Prompt:
Return each line of the records holding the string "Chemical".

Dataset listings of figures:
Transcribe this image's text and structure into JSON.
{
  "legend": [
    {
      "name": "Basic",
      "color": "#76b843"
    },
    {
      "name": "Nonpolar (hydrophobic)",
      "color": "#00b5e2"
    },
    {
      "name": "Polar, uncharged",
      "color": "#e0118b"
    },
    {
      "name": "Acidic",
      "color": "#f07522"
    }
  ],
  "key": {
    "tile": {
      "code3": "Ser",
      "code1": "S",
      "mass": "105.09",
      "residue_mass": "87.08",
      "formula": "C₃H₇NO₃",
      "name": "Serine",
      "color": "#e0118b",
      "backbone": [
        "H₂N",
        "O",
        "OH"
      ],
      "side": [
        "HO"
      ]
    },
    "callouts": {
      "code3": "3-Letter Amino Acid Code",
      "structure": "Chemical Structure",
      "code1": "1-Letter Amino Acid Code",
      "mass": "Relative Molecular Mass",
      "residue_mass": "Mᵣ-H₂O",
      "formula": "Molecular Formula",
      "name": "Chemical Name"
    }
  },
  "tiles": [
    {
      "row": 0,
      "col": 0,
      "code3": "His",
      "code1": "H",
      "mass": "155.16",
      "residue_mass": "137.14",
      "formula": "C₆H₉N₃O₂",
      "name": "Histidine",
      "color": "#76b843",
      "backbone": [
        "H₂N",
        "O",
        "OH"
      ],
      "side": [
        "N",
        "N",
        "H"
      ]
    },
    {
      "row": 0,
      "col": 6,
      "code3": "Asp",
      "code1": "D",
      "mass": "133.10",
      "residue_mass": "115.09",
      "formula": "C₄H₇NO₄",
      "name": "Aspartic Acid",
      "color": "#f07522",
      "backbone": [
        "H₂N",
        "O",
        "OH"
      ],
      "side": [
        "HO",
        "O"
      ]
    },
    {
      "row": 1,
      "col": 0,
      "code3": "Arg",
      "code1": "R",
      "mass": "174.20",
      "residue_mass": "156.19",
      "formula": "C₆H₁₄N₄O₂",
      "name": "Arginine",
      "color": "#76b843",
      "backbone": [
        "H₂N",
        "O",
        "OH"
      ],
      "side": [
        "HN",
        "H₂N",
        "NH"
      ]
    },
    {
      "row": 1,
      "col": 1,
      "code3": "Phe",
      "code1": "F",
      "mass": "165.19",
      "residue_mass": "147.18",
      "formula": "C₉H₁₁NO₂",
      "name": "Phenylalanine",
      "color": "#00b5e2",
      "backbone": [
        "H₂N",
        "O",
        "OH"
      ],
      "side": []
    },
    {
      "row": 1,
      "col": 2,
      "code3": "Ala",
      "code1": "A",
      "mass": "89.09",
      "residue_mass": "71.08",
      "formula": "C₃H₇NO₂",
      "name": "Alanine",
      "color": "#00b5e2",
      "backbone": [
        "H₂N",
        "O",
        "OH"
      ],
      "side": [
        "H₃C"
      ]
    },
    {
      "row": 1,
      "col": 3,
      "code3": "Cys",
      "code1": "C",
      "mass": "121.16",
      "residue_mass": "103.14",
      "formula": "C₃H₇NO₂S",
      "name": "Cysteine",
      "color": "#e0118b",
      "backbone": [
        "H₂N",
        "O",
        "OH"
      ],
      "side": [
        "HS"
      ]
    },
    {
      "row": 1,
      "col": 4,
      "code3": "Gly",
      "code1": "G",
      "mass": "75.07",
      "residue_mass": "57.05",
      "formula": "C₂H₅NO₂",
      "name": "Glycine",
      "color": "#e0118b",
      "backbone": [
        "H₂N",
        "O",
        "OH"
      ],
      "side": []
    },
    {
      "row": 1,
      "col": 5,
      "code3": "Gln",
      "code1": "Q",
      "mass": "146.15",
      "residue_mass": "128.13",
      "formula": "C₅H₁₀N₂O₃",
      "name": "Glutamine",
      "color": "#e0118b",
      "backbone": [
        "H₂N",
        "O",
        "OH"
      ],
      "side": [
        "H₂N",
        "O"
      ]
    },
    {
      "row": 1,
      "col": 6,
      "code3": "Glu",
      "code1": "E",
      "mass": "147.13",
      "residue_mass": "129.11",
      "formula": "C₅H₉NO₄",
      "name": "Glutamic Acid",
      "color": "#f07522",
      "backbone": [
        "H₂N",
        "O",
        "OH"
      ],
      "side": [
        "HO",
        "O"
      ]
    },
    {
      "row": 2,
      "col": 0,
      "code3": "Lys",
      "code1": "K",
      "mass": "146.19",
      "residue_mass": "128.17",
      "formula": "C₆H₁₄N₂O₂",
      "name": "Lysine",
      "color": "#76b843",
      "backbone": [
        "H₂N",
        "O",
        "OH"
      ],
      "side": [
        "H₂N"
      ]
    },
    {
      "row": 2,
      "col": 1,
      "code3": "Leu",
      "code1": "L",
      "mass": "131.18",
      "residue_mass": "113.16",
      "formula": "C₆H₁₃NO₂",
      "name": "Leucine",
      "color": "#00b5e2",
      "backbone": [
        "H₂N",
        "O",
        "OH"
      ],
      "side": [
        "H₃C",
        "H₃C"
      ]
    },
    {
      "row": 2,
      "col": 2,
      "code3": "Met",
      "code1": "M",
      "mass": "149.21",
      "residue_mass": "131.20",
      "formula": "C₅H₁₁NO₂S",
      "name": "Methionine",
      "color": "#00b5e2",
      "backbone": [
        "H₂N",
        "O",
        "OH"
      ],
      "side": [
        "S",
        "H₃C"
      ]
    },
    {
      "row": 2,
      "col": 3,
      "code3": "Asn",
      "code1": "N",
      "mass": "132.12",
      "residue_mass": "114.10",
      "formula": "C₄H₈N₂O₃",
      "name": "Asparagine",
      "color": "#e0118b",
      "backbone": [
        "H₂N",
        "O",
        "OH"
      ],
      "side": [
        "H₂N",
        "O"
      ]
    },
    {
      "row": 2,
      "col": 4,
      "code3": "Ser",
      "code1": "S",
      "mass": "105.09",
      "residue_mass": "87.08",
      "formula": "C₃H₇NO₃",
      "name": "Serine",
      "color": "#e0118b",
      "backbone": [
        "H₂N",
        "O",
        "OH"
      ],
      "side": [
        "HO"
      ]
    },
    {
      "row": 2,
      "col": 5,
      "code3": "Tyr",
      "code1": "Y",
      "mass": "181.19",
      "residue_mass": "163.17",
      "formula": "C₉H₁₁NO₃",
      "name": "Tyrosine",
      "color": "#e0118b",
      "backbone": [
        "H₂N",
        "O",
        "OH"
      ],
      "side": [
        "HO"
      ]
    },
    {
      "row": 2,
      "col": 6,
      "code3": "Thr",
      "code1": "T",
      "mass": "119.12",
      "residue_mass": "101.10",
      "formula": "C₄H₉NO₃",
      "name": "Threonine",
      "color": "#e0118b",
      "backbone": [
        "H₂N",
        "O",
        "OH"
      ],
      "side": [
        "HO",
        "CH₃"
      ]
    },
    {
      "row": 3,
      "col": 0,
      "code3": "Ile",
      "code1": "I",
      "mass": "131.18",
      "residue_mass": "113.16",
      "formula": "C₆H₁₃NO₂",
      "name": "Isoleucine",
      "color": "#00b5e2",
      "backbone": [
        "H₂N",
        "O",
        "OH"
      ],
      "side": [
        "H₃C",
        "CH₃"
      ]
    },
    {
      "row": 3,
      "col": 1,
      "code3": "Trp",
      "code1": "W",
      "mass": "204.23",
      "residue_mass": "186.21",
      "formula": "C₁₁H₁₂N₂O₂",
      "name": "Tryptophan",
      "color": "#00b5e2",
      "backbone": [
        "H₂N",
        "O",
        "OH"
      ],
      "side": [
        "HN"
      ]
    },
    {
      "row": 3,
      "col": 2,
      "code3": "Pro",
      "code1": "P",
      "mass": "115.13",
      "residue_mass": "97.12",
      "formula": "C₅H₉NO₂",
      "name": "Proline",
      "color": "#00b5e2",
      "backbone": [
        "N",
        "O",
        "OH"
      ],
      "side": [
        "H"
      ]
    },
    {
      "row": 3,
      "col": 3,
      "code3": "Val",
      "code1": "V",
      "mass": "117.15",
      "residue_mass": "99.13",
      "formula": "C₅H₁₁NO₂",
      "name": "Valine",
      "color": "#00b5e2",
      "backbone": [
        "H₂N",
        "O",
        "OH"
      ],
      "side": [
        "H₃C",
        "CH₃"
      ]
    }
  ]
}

Answer to this task:
      "structure": "Chemical Structure",
      "name": "Chemical Name"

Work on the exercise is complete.